══ Extracted material ══
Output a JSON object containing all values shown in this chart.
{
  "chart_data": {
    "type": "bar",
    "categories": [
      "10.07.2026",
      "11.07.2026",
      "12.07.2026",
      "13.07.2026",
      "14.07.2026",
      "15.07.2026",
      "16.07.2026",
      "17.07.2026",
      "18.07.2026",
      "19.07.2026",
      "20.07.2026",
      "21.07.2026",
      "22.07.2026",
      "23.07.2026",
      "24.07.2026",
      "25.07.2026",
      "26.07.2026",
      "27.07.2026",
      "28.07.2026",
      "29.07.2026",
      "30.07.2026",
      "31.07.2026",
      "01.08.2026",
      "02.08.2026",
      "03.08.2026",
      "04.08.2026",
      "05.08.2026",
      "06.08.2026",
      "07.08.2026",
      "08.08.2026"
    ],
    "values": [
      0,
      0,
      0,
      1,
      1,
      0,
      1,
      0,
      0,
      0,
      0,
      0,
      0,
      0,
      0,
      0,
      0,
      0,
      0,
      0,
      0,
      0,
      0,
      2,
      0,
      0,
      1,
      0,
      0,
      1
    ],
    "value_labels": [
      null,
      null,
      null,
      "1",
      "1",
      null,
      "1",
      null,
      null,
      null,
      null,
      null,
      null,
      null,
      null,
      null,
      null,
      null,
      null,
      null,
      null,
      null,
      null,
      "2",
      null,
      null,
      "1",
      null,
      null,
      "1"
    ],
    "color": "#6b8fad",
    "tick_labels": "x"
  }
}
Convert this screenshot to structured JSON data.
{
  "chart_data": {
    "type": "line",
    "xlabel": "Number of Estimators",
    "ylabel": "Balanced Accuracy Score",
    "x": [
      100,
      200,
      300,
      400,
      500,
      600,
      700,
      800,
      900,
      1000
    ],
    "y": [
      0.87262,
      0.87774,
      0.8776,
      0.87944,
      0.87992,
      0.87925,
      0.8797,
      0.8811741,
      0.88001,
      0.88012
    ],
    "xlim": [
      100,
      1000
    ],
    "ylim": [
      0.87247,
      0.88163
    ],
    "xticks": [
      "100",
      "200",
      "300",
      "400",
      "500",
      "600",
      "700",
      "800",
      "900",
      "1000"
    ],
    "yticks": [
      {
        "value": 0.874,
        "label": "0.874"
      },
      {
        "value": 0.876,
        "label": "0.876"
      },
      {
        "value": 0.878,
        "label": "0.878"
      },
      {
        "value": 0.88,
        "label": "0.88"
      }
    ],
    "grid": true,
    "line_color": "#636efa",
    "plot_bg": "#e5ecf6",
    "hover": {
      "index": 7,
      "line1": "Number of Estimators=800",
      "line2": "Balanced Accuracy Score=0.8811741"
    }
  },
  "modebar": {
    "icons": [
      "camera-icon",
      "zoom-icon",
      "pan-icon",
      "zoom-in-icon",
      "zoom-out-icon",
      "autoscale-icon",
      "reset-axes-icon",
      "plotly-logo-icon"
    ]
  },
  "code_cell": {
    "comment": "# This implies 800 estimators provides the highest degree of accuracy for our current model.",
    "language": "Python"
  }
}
═══
_Goal_. Exact copies of all the records are required.

_Solution_.
Output a JSON object containing all values shown in this chart.
{
  "chart_data": {
    "type": "bar",
    "categories": [
      "10.07.2026",
      "11.07.2026",
      "12.07.2026",
      "13.07.2026",
      "14.07.2026",
      "15.07.2026",
      "16.07.2026",
      "17.07.2026",
      "18.07.2026",
      "19.07.2026",
      "20.07.2026",
      "21.07.2026",
      "22.07.2026",
      "23.07.2026",
      "24.07.2026",
      "25.07.2026",
      "26.07.2026",
      "27.07.2026",
      "28.07.2026",
      "29.07.2026",
      "30.07.2026",
      "31.07.2026",
      "01.08.2026",
      "02.08.2026",
      "03.08.2026",
      "04.08.2026",
      "05.08.2026",
      "06.08.2026",
      "07.08.2026",
      "08.08.2026"
    ],
    "values": [
      0,
      0,
      0,
      1,
      1,
      0,
      1,
      0,
      0,
      0,
      0,
      0,
      0,
      0,
      0,
      0,
      0,
      0,
      0,
      0,
      0,
      0,
      0,
      2,
      0,
      0,
      1,
      0,
      0,
      1
    ],
    "value_labels": [
      null,
      null,
      null,
      "1",
      "1",
      null,
      "1",
      null,
      null,
      null,
      null,
      null,
      null,
      null,
      null,
      null,
      null,
      null,
      null,
      null,
      null,
      null,
      null,
      "2",
      null,
      null,
      "1",
      null,
      null,
      "1"
    ],
    "color": "#6b8fad",
    "tick_labels": "x"
  }
}
Convert this screenshot to structured JSON data.
{
  "chart_data": {
    "type": "line",
    "xlabel": "Number of Estimators",
    "ylabel": "Balanced Accuracy Score",
    "x": [
      100,
      200,
      300,
      400,
      500,
      600,
      700,
      800,
      900,
      1000
    ],
    "y": [
      0.87262,
      0.87774,
      0.8776,
      0.87944,
      0.87992,
      0.87925,
      0.8797,
      0.8811741,
      0.88001,
      0.88012
    ],
    "xlim": [
      100,
      1000
    ],
    "ylim": [
      0.87247,
      0.88163
    ],
    "xticks": [
      "100",
      "200",
      "300",
      "400",
      "500",
      "600",
      "700",
      "800",
      "900",
      "1000"
    ],
    "yticks": [
      {
        "value": 0.874,
        "label": "0.874"
      },
      {
        "value": 0.876,
        "label": "0.876"
      },
      {
        "value": 0.878,
        "label": "0.878"
      },
      {
        "value": 0.88,
        "label": "0.88"
      }
    ],
    "grid": true,
    "line_color": "#636efa",
    "plot_bg": "#e5ecf6",
    "hover": {
      "index": 7,
      "line1": "Number of Estimators=800",
      "line2": "Balanced Accuracy Score=0.8811741"
    }
  },
  "modebar": {
    "icons": [
      "camera-icon",
      "zoom-icon",
      "pan-icon",
      "zoom-in-icon",
      "zoom-out-icon",
      "autoscale-icon",
      "reset-axes-icon",
      "plotly-logo-icon"
    ]
  },
  "code_cell": {
    "comment": "# This implies 800 estimators provides the highest degree of accuracy for our current model.",
    "language": "Python"
  }
}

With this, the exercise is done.